Task brief:
Repeat the material verbatim and drop the pictures.

Material:

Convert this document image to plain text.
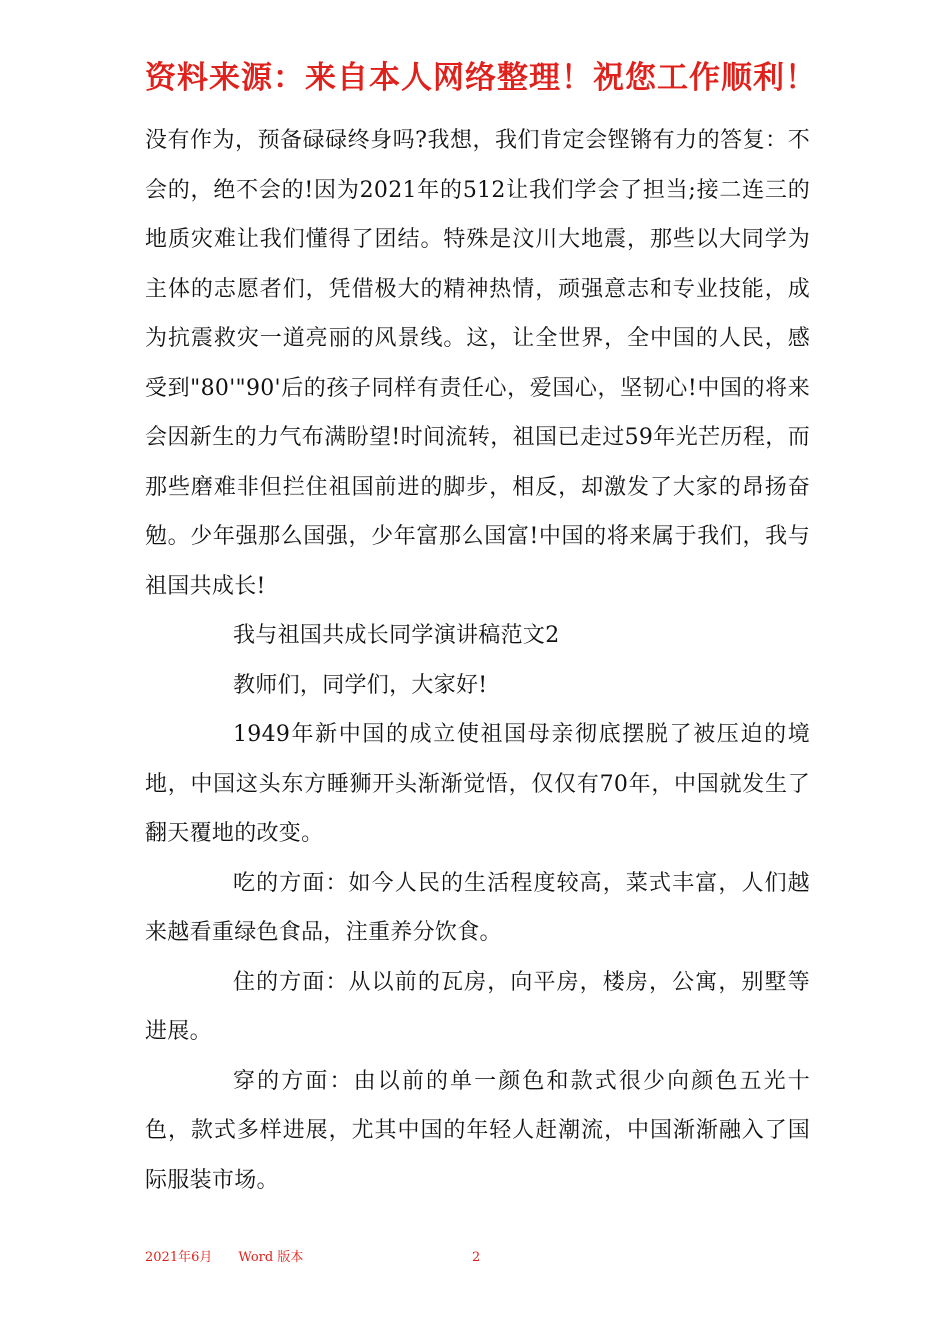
资料来源：来自本人网络整理！祝您工作顺利！

没有作为，预备碌碌终身吗?我想，我们肯定会铿锵有力的答复：不会的，绝不会的!因为2021年的512让我们学会了担当;接二连三的地质灾难让我们懂得了团结。特殊是汶川大地震，那些以大同学为主体的志愿者们，凭借极大的精神热情，顽强意志和专业技能，成为抗震救灾一道亮丽的风景线。这，让全世界，全中国的人民，感受到"80'"90'后的孩子同样有责任心，爱国心，坚韧心!中国的将来会因新生的力气布满盼望!时间流转，祖国已走过59年光芒历程，而那些磨难非但拦住祖国前进的脚步，相反，却激发了大家的昂扬奋勉。少年强那么国强，少年富那么国富!中国的将来属于我们，我与祖国共成长!

我与祖国共成长同学演讲稿范文2

教师们，同学们，大家好!

1949年新中国的成立使祖国母亲彻底摆脱了被压迫的境地，中国这头东方睡狮开头渐渐觉悟，仅仅有70年，中国就发生了翻天覆地的改变。

吃的方面：如今人民的生活程度较高，菜式丰富，人们越来越看重绿色食品，注重养分饮食。

住的方面：从以前的瓦房，向平房，楼房，公寓，别墅等进展。

穿的方面：由以前的单一颜色和款式很少向颜色五光十色，款式多样进展，尤其中国的年轻人赶潮流，中国渐渐融入了国际服装市场。

2021年6月 Word 版本	2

Solution below:
Convert this document image to plain text.
资料来源：来自本人网络整理！祝您工作顺利！

没有作为，预备碌碌终身吗?我想，我们肯定会铿锵有力的答复：不会的，绝不会的!因为2021年的512让我们学会了担当;接二连三的地质灾难让我们懂得了团结。特殊是汶川大地震，那些以大同学为主体的志愿者们，凭借极大的精神热情，顽强意志和专业技能，成为抗震救灾一道亮丽的风景线。这，让全世界，全中国的人民，感受到"80'"90'后的孩子同样有责任心，爱国心，坚韧心!中国的将来会因新生的力气布满盼望!时间流转，祖国已走过59年光芒历程，而那些磨难非但拦住祖国前进的脚步，相反，却激发了大家的昂扬奋勉。少年强那么国强，少年富那么国富!中国的将来属于我们，我与祖国共成长!

我与祖国共成长同学演讲稿范文2

教师们，同学们，大家好!

1949年新中国的成立使祖国母亲彻底摆脱了被压迫的境地，中国这头东方睡狮开头渐渐觉悟，仅仅有70年，中国就发生了翻天覆地的改变。

吃的方面：如今人民的生活程度较高，菜式丰富，人们越来越看重绿色食品，注重养分饮食。

住的方面：从以前的瓦房，向平房，楼房，公寓，别墅等进展。

穿的方面：由以前的单一颜色和款式很少向颜色五光十色，款式多样进展，尤其中国的年轻人赶潮流，中国渐渐融入了国际服装市场。

2021年6月 Word 版本	2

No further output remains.